> _Tugas yang Dikerjakan_
1) Salin tanpa perubahan seluruh bagian berita tentang legalisasi ganja di Malta di bawah, mulai dari "Bonnici mengatakan pemerintahnya" sampai dengan "antara €300 dan €500.".
2) Sebutkan semua nama negara yang tercantum dalam berita tentang legalisasi ganja di Malta di bawah.
3) Teruskan berita tentang legalisasi ganja di Malta di bawah, dimulai setelah kalimat terakhirnya.

> _Potongan Dokumen_
···

Hidayatullah.com–Malta pekan ini akan menjadi negara Eropa pertama yang melegalkan penanaman dan kepemilikan ganja untuk penggunaan pribadi.
Kepemilikan hingga tujuh gram ganja dilegalkan bagi mereka yang berusia 18 tahun ke atas, dan diperbolehkan menanam hingga empat tanaman ganja di rumah, dengan produk kering yang dapat disimpan maksimal 50 gram.
Setelah disahkan parlemen hari Selasa (14/12/2021), RUU-nya kemudian akan ditandatangani oleh Presiden Malta agar dapat diterapkan sebagai undang-undang pada akhir pekan ini, kata Owen Bonnici, menteri yang bertanggung jawab atas hal tersebut kepada The Guardian.
Bonnici mengatakan pemerintahnya tidak bermaksud mendorong penggunaan obat-obatan terlarang, tetapi tidak ada bukti bahwa penggunaan ganja itu sendiri merupakan pintu gerbang menuju ke penggunaan narkoba yang lebih keras.
Menurut Bonnici, Malta menggunakan pendekatan menghindari kriminalisasi penggunaan ganja sambil mengaturnya guna memastikan dampak buruknya dapat dikurangi.
Kepemilikan hingga 28 gram akan dikenakan denda €50-€100 tetapi tidak menjadi catatan kriminal. Mereka yang berusia di bawah 18 tahun yang kedapatan memilikinya akan dibawa ke komisi keadilan untuk memperoleh rekomendasi rencana perawatan dan bukan ditangkap untuk diadili. Mereka yang mengonsumsi ganja di depan anak-anak diancam denda antara €300 dan €500.
Selain mengizinkan orang menanam tanaman memabukkan itu di rumah, klub-klub ganja nirlaba diperbolehkan membudidayakannya untuk didistribusikan terbatas bagi anggota mereka, mirip dengan yang berlaku di Spanyol dan Belanda.
Keanggotaan klub akan dibatasi hingga 500 orang dan setiap orang memperoleh paling banyak 7 gram sehari dan total maksimum 50 gram sebulan. Klub-klub itu, yang tidak boleh berada kurang dari 250 meter jaraknya dari sekolah, organisasi atau pusat kegiatan pemuda, juga diizinkan mendistribusikan hingga 20 bibit tanaman ganja ke setiap anggota setiap bulan.

···

> _Bahan yang Disediakan_

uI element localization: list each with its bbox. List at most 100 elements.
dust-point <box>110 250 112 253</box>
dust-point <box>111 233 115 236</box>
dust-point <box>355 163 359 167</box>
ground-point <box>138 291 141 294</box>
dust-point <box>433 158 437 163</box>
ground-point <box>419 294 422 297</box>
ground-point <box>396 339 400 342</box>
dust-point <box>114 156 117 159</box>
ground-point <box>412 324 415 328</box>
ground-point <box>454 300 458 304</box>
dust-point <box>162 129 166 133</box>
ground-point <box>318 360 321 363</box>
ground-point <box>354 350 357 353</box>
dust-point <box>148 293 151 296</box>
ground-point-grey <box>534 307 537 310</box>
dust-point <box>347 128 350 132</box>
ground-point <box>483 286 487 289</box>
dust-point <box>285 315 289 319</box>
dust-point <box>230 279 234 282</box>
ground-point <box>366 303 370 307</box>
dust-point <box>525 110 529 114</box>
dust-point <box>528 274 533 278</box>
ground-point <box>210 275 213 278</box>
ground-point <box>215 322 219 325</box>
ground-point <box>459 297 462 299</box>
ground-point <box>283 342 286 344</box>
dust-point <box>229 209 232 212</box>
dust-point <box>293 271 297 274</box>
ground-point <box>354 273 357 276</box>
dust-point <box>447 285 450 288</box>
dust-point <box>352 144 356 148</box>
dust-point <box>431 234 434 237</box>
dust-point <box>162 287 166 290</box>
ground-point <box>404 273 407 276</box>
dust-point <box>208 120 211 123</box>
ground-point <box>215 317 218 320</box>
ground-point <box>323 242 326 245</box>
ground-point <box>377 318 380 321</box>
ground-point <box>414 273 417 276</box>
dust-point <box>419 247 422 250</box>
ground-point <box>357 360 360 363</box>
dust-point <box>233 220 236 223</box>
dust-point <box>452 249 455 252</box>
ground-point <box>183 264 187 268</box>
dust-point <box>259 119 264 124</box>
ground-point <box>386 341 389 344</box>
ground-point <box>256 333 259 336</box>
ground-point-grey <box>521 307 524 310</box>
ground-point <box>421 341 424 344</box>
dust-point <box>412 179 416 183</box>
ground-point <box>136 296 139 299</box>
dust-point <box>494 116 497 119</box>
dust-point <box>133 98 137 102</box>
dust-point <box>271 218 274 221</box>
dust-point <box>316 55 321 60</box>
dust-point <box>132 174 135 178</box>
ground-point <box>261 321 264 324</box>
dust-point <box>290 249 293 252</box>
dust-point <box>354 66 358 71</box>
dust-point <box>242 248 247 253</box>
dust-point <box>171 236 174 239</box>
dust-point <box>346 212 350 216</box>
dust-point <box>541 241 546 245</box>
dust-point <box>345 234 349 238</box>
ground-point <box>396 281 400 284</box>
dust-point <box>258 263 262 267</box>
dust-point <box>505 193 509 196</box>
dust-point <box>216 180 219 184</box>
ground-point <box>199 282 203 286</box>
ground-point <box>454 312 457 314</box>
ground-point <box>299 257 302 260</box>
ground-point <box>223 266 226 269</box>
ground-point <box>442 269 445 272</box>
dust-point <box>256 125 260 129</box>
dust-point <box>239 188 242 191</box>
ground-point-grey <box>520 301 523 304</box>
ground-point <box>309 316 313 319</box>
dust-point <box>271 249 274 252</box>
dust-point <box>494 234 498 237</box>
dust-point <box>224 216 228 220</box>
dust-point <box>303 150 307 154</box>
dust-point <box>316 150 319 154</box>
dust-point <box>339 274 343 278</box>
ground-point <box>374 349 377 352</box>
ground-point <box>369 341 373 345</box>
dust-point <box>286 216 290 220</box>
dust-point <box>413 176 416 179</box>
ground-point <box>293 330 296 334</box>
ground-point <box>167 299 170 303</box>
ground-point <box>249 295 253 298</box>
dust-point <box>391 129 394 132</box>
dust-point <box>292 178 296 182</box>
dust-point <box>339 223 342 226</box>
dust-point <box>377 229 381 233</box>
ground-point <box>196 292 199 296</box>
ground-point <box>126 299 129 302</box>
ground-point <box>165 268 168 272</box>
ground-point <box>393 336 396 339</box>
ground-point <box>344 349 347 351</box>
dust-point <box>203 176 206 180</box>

···

> _Daftar Jawaban_
1)
Bonnici mengatakan pemerintahnya tidak bermaksud mendorong penggunaan obat-obatan terlarang, tetapi tidak ada bukti bahwa penggunaan ganja itu sendiri merupakan pintu gerbang menuju ke penggunaan narkoba yang lebih keras.
Menurut Bonnici, Malta menggunakan pendekatan menghindari kriminalisasi penggunaan ganja sambil mengaturnya guna memastikan dampak buruknya dapat dikurangi.
Kepemilikan hingga 28 gram akan dikenakan denda €50-€100 tetapi tidak menjadi catatan kriminal. Mereka yang berusia di bawah 18 tahun yang kedapatan memilikinya akan dibawa ke komisi keadilan untuk memperoleh rekomendasi rencana perawatan dan bukan ditangkap untuk diadili. Mereka yang mengonsumsi ganja di depan anak-anak diancam denda antara €300 dan €500.

2) Malta, Spanyol, Belanda

3)
Bonnici mengatakan pemerintahnya berdebat panjang mengenai apakah akan mengendalikan kekuatan ganja yang dapat ditanam dan digunakan, diukur dengan tingkat psikoaktif kunci delta-9-tetrahydrocannabinol (TCH) – zat dalam ganja yang membuat orang “teler” berat atau ringan tergantung kadarnya.
“Kami berdebat panjang secara internal soal itu. Dan kami menyimpulkan bahwa apabila batas kekuatan kanabis ditentukan, yaitu level THC-nya, maka kita justru akan membuka peluang baru di pasar gelap. Apa yang perlu kita lakukan adalah mengedukasi masyarakat dan memberitahukan mereka [tentang risikonya] dari hari ke hari,” kata Bonnici.
Lankah yang diambil Malta, negara terkecil di antara anggota Uni Eropa, sepertinya akan diikuti oleh sejumlah negara lain pada tahun-tahun mendatang.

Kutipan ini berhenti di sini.